-- START EXTRACTED DATA --

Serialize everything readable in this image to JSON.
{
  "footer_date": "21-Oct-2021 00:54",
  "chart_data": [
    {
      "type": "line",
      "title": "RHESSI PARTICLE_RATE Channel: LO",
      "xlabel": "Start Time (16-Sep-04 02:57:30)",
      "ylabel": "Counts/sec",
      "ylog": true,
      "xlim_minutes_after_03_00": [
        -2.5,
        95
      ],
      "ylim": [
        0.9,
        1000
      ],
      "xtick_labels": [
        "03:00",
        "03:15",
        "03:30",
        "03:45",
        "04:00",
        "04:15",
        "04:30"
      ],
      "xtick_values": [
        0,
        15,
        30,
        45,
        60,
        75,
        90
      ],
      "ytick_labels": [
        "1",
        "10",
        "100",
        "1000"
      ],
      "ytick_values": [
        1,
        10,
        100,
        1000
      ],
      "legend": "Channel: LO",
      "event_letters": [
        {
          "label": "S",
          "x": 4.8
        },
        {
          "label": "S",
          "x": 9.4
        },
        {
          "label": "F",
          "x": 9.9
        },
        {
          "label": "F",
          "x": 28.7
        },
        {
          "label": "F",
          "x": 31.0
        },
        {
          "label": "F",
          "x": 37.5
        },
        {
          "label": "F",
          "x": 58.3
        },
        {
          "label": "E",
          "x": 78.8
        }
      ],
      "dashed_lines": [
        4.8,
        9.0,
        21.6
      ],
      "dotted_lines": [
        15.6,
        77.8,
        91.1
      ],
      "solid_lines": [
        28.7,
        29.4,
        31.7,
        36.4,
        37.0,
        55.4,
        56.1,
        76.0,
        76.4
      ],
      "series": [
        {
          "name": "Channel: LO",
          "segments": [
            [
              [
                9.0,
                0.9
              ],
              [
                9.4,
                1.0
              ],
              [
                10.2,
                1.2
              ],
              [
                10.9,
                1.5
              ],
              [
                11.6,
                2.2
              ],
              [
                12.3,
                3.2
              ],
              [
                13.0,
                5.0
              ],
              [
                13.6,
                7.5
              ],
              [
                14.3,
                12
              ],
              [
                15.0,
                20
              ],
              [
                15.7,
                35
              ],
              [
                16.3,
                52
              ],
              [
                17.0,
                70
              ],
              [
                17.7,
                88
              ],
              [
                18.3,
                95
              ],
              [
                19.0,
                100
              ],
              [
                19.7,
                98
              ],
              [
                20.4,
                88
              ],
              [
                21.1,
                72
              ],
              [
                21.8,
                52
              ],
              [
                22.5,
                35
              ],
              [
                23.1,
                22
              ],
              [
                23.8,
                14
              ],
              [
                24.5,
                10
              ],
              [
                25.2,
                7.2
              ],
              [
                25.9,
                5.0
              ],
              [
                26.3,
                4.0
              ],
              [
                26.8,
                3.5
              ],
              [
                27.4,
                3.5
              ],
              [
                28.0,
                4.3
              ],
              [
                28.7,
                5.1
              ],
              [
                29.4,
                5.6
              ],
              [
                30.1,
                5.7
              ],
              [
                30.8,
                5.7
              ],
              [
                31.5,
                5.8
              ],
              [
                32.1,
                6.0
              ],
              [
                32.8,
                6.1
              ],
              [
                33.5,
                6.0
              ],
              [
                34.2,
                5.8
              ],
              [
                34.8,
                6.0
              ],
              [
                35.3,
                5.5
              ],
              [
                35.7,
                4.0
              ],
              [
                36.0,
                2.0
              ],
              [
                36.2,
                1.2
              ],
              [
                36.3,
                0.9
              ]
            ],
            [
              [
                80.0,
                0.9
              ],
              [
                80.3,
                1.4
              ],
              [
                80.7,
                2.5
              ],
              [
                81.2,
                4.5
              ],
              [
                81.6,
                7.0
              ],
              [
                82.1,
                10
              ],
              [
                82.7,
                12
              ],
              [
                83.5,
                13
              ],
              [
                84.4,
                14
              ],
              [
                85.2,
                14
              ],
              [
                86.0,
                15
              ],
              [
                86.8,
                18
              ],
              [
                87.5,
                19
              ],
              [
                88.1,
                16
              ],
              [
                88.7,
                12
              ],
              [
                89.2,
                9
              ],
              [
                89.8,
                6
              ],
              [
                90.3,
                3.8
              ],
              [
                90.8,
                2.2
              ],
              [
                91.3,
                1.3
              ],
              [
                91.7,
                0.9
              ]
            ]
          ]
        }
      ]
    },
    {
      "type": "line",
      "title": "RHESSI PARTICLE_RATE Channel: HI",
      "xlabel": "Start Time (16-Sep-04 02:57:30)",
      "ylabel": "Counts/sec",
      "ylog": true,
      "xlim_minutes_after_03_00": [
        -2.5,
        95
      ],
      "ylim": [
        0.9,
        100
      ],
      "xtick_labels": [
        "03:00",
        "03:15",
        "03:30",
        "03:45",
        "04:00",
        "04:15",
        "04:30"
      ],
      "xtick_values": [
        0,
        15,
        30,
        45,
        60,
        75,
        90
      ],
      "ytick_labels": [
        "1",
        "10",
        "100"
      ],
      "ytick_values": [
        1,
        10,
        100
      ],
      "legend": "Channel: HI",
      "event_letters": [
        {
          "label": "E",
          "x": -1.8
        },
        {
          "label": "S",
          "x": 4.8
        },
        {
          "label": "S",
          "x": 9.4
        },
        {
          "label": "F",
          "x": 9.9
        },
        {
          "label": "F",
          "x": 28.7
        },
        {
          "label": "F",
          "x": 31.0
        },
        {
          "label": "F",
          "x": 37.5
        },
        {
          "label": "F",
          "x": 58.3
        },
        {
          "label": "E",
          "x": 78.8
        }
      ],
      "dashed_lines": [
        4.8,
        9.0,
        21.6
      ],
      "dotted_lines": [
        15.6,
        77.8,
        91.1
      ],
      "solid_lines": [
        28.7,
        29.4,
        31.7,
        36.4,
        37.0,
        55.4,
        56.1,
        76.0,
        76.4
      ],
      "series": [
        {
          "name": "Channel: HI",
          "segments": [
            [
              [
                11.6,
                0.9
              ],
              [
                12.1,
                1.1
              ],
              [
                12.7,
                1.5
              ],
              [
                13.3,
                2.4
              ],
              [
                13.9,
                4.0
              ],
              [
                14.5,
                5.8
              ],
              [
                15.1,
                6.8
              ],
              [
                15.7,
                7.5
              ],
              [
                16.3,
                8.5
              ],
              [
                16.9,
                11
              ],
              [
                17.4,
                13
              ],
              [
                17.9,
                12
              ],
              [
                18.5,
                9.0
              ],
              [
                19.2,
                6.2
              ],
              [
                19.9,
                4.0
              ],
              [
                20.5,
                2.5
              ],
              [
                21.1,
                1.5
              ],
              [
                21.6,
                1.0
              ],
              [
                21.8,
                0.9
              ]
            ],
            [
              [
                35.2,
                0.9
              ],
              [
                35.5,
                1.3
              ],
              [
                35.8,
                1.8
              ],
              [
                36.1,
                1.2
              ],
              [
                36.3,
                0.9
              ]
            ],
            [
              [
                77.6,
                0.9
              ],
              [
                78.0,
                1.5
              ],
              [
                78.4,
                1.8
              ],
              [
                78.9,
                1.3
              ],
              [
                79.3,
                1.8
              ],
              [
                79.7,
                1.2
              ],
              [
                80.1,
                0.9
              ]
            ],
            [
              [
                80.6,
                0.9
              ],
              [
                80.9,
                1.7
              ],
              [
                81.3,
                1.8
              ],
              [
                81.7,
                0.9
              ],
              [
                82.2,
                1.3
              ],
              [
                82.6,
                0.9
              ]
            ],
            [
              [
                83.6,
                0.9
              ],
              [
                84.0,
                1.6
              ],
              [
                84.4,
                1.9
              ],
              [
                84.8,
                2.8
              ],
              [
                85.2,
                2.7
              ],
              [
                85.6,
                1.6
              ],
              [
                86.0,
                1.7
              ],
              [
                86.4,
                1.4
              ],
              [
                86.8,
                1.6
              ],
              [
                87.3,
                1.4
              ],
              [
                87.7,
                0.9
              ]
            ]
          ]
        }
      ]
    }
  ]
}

-- END EXTRACTED DATA --

Give nothing but the number of lines containing the string "legend".

2